What to do — Separate out the lines that hold "Kernel".

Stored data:
○ ○ ○
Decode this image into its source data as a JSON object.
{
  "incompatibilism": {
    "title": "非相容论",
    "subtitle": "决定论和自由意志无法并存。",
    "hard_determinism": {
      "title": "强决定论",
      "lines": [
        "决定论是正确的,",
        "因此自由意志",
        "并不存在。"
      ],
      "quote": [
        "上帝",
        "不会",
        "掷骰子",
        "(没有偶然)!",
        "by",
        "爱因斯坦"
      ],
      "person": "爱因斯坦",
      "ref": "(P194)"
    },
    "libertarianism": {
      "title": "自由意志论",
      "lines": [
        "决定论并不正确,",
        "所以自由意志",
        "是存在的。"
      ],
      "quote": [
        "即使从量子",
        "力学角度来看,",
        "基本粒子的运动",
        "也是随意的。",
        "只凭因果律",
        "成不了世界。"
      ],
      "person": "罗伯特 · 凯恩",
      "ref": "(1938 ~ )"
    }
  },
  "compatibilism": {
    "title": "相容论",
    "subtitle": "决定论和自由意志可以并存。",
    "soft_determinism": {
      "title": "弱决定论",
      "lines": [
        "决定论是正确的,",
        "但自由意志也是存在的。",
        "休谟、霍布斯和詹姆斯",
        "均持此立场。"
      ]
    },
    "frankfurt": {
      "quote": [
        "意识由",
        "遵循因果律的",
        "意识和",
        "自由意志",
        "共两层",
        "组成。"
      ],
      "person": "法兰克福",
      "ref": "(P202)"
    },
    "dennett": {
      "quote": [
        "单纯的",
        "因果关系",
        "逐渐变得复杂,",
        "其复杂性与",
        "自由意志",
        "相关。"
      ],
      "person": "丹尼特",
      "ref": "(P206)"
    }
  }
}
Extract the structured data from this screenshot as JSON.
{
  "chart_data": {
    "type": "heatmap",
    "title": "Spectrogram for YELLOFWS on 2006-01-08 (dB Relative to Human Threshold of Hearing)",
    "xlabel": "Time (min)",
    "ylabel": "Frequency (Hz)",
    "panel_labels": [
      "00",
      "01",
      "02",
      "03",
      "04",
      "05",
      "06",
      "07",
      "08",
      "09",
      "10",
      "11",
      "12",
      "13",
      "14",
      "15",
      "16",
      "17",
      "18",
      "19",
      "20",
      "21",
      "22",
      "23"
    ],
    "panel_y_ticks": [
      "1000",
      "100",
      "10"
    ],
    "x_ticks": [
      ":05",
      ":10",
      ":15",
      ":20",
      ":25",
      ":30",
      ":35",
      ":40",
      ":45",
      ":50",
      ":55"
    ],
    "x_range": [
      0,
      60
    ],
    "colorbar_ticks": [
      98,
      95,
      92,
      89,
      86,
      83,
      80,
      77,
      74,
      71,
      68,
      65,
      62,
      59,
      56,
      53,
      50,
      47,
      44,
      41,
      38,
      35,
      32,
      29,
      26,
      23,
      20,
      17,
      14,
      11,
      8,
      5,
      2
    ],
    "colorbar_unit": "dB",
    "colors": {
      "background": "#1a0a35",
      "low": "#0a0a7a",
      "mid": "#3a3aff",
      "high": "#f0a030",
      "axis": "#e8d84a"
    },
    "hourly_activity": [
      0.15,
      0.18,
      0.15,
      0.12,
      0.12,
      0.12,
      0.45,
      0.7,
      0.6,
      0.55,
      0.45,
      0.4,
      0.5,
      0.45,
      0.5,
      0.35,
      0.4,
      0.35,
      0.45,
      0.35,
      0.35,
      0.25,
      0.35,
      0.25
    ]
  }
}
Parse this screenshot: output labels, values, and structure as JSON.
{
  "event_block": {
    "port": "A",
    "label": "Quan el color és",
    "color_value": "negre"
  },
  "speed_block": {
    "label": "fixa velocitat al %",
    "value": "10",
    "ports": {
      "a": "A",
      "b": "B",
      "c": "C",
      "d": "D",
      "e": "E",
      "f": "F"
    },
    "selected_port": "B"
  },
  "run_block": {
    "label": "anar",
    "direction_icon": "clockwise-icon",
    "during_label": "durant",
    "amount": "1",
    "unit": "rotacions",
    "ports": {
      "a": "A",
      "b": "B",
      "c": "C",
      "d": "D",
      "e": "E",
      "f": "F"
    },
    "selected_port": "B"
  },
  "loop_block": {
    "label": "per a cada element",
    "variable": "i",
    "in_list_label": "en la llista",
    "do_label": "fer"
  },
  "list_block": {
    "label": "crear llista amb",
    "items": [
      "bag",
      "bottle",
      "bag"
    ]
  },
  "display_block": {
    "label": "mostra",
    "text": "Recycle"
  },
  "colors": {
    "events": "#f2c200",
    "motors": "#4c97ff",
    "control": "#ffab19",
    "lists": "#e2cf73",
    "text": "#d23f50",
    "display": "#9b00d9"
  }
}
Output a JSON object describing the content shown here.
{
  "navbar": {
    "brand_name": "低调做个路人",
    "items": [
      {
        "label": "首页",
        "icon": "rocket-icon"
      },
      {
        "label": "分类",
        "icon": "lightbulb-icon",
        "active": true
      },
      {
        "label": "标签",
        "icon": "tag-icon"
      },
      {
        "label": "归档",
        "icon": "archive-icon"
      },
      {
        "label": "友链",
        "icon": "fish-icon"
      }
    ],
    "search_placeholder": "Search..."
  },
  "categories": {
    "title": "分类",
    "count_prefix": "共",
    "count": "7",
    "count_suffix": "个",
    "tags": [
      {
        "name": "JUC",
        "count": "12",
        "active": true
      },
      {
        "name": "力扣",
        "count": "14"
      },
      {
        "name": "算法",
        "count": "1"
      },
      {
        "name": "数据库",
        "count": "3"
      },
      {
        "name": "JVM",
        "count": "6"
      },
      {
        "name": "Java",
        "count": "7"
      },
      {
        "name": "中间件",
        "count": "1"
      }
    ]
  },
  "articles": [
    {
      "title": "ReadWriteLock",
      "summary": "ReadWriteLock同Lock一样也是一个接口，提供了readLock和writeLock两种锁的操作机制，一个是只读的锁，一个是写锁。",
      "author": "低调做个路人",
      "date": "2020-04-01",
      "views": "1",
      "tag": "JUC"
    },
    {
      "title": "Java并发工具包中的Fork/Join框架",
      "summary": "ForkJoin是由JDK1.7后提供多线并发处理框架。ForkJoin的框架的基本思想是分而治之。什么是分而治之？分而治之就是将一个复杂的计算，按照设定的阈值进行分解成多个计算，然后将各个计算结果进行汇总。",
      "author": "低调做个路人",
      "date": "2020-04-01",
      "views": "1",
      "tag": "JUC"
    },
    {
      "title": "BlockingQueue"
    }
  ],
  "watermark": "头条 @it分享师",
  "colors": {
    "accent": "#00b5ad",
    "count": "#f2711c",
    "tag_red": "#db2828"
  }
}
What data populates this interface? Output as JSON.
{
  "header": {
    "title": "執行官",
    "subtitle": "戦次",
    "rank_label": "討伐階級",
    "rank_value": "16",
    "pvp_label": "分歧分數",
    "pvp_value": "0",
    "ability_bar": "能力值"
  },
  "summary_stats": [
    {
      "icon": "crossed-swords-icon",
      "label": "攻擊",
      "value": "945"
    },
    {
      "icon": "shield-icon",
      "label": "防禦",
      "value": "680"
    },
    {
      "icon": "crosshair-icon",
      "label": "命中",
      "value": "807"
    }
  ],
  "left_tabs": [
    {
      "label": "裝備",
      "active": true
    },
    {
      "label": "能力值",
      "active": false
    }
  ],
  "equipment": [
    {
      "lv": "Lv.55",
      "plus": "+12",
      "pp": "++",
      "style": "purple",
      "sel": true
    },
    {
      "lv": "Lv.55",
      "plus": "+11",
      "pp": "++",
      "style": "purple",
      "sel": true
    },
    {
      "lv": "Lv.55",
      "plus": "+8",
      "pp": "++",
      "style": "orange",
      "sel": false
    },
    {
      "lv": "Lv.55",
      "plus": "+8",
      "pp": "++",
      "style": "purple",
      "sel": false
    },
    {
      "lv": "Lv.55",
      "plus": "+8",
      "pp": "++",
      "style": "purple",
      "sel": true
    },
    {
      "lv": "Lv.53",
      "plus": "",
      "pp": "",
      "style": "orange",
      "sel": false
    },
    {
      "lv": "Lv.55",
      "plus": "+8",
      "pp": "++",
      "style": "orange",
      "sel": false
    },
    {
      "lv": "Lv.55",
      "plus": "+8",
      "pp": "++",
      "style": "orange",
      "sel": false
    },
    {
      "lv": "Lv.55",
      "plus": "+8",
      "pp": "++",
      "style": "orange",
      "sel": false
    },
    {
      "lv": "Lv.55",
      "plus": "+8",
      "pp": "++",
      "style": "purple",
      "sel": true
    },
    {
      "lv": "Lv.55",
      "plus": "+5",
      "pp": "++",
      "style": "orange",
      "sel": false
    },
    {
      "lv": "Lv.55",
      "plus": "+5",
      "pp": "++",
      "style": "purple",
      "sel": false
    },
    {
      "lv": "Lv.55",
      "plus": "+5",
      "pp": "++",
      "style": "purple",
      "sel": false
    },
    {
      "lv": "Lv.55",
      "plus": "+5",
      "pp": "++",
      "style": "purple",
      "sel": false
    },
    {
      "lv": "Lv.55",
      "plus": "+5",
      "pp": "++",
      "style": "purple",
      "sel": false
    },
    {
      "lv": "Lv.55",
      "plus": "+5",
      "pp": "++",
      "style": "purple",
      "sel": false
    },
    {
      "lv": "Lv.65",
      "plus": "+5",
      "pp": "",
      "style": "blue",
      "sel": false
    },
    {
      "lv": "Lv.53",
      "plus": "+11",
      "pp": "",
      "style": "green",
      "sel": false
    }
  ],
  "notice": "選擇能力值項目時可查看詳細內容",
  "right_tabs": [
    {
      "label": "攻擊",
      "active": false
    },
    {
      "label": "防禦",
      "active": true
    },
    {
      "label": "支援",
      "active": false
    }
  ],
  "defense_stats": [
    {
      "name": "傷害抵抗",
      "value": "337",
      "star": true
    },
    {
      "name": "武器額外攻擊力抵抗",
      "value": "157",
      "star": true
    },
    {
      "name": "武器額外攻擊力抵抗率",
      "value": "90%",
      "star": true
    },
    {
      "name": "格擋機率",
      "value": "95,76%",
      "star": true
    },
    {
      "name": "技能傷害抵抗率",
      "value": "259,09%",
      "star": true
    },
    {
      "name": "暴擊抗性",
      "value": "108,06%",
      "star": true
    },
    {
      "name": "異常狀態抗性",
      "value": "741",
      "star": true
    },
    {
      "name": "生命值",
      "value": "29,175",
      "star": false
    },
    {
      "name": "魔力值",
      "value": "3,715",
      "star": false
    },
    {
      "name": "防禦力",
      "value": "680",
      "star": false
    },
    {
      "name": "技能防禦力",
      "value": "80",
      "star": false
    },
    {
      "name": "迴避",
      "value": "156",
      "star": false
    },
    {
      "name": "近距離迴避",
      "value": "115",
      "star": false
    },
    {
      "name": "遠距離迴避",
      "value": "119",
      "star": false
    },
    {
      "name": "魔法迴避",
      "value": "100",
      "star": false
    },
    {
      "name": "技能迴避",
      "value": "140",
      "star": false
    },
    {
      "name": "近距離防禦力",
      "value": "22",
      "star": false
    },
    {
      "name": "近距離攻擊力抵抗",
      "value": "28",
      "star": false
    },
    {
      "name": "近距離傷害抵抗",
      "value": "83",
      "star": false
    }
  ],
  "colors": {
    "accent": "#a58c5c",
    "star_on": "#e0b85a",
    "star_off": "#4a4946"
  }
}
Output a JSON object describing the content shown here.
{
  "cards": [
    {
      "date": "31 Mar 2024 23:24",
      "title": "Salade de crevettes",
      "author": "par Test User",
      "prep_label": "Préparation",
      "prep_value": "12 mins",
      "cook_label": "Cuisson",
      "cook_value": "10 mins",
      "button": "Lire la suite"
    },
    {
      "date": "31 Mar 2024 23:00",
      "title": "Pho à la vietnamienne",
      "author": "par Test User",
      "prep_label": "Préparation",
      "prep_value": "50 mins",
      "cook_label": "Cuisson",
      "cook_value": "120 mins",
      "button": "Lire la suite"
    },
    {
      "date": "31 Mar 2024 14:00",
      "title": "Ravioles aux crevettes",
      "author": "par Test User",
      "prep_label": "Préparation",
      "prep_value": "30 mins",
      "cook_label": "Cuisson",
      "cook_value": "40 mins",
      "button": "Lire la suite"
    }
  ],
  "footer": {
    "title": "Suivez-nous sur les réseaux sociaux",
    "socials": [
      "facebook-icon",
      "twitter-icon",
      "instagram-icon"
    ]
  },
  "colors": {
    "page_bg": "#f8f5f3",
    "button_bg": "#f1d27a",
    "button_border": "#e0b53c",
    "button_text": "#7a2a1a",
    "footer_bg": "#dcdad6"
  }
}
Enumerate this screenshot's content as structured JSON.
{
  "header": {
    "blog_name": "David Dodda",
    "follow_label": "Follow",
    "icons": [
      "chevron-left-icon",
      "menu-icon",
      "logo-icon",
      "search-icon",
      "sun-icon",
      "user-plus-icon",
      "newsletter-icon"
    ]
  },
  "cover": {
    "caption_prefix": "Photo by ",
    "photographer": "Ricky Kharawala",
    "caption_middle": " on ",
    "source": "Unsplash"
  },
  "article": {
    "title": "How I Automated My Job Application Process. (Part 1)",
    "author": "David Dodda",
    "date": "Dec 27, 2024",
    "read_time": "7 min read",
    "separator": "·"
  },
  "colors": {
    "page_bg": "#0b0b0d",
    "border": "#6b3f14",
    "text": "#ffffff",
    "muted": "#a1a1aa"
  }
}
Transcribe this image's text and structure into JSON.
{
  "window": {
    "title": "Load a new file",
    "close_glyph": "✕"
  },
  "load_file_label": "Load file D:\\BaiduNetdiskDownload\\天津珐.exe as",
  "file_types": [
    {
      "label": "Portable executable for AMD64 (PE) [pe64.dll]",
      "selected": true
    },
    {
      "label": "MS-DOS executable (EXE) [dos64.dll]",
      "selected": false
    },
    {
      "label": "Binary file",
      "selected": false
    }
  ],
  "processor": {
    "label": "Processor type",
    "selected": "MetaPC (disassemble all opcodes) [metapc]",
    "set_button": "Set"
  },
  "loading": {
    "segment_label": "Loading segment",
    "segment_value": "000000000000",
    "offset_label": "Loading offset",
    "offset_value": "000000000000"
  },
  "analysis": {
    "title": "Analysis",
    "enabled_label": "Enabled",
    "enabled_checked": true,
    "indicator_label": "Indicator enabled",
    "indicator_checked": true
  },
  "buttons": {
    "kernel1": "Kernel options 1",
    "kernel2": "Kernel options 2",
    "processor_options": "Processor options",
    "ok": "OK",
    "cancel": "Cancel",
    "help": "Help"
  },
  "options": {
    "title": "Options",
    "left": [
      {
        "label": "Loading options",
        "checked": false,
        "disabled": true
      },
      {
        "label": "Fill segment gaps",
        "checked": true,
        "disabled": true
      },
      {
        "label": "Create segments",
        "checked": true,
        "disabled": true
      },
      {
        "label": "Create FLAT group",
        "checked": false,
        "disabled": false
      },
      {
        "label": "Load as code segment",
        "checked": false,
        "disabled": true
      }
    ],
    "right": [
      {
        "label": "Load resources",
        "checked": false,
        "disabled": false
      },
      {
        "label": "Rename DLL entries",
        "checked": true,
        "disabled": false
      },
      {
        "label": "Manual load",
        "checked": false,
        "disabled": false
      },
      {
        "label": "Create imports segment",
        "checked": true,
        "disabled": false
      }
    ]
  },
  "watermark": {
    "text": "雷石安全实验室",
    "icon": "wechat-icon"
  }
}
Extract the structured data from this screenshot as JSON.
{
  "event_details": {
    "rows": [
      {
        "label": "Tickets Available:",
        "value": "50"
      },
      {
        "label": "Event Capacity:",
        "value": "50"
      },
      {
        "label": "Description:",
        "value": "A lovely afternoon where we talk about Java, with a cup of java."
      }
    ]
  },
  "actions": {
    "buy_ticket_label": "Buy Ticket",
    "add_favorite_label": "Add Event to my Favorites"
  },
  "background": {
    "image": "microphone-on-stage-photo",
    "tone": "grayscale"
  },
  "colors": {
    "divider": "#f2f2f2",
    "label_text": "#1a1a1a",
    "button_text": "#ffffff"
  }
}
○ ○ ○
Answer to the task —
    "kernel1": "Kernel options 1",
    "kernel2": "Kernel options 2",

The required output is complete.